TASK STATEMENT: From the entries that follow, gather each line holding the word "chip".

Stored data
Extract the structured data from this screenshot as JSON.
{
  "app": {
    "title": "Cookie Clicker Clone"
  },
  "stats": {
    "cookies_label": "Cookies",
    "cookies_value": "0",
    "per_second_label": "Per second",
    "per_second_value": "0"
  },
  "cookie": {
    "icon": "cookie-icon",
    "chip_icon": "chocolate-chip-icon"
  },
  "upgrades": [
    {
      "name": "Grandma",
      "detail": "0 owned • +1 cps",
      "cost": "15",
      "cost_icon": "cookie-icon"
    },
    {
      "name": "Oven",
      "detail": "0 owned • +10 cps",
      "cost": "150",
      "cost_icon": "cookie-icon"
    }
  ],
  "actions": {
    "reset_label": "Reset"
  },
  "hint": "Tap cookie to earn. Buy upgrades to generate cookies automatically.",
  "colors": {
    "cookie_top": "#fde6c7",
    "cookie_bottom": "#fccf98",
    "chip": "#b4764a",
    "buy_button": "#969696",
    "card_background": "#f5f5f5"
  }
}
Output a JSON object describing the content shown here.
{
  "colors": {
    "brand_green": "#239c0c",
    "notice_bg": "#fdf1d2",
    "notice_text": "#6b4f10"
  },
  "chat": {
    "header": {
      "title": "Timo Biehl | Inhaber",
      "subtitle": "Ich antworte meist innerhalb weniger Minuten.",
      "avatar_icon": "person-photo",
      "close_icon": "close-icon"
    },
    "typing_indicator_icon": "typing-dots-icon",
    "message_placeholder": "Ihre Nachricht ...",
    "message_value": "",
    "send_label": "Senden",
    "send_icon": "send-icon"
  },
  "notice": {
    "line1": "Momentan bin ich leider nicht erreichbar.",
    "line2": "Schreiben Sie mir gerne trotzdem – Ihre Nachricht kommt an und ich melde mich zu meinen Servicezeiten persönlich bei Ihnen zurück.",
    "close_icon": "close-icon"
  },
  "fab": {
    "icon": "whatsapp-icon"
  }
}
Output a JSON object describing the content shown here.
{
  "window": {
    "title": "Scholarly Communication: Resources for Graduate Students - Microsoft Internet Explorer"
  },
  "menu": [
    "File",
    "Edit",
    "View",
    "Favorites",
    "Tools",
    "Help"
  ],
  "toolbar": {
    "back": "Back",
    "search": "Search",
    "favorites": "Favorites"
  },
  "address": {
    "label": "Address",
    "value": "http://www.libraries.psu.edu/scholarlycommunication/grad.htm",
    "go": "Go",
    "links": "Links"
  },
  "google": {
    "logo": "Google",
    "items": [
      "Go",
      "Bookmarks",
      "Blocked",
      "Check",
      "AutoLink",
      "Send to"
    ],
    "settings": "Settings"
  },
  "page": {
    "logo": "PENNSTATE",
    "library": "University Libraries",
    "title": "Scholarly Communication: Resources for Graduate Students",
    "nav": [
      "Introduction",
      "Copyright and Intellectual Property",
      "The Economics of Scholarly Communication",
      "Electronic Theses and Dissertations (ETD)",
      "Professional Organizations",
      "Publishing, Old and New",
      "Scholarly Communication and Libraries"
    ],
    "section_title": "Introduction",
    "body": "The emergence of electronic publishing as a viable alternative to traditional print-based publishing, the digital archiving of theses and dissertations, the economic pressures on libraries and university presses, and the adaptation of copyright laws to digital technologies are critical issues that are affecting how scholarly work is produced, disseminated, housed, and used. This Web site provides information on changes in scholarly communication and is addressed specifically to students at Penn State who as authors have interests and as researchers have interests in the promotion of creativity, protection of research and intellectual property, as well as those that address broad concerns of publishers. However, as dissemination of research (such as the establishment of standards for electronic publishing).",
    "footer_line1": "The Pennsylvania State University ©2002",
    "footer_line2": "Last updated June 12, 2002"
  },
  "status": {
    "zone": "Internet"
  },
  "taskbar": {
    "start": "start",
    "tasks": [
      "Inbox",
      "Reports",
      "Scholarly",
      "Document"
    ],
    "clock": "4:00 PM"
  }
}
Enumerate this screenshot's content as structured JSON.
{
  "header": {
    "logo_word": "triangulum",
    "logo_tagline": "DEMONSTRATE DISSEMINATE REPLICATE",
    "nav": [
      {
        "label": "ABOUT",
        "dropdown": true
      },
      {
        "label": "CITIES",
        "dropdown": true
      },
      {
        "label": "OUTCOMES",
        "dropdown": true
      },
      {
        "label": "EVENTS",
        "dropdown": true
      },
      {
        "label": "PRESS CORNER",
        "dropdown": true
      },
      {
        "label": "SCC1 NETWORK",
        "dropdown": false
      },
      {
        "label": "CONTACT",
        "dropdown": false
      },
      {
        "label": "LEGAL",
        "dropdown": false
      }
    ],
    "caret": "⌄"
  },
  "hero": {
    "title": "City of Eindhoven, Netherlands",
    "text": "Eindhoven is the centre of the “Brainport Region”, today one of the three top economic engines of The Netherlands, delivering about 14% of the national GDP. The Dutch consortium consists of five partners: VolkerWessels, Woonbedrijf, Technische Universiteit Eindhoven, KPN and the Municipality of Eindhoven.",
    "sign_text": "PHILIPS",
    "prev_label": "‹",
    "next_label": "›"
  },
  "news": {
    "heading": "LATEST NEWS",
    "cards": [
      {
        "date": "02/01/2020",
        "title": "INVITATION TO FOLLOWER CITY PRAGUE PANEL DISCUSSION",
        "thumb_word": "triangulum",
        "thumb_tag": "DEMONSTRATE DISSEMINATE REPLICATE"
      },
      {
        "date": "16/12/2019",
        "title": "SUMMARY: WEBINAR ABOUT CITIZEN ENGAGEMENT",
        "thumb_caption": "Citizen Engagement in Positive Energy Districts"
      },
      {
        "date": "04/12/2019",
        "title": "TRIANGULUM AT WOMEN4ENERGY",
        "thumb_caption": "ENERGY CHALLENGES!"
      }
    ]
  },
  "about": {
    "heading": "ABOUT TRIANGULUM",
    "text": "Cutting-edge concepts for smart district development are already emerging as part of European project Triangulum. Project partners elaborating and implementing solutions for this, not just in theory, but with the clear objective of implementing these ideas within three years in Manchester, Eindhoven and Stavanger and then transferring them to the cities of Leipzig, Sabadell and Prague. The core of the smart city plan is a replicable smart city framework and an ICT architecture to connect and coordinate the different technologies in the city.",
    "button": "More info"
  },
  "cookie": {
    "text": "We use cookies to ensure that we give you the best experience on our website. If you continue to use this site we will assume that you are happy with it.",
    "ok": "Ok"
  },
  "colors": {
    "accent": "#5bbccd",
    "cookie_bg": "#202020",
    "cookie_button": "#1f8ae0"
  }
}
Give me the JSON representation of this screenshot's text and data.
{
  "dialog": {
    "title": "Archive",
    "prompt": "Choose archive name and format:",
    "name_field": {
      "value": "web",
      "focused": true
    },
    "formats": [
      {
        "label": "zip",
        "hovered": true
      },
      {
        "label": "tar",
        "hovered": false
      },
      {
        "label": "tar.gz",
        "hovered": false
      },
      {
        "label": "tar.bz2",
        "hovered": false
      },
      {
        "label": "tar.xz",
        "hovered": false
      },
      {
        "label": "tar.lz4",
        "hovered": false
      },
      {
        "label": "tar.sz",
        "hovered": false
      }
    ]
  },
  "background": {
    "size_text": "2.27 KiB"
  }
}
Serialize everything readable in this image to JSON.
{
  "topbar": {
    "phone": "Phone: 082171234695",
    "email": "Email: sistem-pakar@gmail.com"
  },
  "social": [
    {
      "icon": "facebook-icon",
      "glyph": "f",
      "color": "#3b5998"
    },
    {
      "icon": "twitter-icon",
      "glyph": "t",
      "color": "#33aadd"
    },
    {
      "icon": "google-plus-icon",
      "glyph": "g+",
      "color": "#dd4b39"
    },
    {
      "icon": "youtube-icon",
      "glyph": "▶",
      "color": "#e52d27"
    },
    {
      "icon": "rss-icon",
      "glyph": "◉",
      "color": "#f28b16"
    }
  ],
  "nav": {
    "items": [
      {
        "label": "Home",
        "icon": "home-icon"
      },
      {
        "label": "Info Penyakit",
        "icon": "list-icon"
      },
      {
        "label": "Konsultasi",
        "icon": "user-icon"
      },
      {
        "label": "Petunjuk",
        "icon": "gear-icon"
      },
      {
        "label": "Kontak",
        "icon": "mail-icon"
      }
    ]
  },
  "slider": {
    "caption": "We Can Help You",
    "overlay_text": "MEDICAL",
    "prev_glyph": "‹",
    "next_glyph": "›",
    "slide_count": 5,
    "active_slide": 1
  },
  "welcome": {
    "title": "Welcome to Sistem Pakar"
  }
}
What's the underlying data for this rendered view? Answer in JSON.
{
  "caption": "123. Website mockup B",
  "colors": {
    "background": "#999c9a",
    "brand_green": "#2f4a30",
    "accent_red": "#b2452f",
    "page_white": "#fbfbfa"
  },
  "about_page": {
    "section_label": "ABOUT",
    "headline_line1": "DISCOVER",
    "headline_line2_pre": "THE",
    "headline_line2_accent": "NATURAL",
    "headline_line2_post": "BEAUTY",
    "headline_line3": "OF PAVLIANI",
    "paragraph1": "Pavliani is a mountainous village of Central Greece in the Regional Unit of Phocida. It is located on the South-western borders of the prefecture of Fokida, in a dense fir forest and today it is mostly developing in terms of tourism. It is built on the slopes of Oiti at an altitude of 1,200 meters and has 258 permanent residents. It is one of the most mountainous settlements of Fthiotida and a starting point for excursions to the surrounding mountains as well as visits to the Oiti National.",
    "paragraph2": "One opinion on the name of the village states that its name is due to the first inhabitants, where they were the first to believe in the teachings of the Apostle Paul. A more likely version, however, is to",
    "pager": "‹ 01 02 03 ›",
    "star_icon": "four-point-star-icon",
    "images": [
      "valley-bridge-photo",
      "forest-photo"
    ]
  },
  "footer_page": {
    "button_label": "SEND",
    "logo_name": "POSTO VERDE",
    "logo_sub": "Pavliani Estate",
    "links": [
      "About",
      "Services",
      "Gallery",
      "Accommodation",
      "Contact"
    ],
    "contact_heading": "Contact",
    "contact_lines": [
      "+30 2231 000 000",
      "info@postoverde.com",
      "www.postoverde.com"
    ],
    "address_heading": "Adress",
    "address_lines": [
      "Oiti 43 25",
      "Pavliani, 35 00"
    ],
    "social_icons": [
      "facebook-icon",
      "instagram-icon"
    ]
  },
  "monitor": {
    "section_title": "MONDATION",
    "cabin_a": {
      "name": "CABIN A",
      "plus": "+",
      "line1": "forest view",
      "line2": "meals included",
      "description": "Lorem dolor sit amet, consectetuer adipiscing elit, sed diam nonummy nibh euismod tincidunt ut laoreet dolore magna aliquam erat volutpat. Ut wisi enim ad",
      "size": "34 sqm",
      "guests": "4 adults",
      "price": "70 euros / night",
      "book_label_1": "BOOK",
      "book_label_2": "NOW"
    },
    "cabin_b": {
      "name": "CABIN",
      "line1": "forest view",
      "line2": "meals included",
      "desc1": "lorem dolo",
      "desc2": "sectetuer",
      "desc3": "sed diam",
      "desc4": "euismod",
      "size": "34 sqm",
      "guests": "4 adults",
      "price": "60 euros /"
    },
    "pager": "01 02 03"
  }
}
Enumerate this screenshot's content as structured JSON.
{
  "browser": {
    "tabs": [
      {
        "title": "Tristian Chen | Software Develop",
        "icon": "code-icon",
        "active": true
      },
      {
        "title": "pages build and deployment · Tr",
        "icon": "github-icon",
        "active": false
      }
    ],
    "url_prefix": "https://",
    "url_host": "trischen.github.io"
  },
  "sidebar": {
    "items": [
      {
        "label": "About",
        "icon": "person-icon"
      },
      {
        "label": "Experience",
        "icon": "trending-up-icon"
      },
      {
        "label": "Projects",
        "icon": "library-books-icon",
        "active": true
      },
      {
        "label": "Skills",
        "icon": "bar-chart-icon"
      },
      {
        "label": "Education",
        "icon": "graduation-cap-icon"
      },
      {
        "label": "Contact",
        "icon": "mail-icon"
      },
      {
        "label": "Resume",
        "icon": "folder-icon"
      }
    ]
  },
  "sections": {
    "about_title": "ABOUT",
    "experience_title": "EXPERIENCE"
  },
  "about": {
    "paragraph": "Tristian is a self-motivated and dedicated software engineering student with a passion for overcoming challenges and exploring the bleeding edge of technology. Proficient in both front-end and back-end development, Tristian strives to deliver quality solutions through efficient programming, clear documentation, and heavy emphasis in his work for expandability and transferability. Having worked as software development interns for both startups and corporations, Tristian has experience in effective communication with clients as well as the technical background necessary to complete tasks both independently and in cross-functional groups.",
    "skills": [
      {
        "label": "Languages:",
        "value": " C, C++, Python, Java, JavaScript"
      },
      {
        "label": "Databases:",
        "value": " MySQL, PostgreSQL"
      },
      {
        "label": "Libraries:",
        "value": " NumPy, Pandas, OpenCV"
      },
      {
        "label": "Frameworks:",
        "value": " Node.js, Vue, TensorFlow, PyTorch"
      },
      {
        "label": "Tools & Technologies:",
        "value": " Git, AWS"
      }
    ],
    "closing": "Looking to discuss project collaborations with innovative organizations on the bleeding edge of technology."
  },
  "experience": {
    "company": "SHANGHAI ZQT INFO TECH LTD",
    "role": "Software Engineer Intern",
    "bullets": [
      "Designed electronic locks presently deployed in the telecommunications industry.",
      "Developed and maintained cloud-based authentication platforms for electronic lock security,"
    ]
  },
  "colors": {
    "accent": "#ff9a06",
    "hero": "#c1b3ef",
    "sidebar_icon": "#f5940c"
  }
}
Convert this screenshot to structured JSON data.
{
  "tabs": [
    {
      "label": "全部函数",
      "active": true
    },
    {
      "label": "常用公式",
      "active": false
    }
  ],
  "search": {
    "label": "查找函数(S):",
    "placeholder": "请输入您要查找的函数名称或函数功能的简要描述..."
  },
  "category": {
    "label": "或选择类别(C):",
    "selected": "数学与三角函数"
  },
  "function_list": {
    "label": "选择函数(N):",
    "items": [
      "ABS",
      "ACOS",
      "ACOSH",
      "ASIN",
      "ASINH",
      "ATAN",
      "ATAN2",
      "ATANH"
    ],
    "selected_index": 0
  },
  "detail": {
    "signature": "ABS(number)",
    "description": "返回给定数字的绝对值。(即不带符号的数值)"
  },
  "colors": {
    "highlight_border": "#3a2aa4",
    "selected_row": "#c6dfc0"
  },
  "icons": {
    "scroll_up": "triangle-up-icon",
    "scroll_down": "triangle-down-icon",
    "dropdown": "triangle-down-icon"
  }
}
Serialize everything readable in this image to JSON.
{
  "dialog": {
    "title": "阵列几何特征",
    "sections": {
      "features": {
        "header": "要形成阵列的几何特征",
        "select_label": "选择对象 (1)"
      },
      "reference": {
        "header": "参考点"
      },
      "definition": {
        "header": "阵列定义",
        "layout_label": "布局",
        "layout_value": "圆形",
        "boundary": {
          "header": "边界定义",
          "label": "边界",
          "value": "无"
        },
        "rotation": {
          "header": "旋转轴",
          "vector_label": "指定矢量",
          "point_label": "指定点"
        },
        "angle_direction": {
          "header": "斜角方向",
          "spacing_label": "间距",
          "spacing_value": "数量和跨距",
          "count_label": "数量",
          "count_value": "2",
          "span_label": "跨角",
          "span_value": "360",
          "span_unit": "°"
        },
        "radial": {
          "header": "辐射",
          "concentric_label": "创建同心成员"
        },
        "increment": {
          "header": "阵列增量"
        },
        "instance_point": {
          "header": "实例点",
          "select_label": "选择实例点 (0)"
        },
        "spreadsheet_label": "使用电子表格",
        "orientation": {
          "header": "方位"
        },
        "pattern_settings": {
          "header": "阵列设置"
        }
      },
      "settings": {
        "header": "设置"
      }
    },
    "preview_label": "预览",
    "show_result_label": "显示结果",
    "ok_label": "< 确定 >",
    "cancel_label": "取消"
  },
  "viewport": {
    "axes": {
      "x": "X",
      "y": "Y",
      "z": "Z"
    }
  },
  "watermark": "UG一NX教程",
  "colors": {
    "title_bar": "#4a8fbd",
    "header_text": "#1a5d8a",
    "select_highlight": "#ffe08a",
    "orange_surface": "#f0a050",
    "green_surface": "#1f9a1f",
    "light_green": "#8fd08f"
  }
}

RESULT OF THIS EXERCISE:
    "chip_icon": "chocolate-chip-icon"
    "chip": "#b4764a",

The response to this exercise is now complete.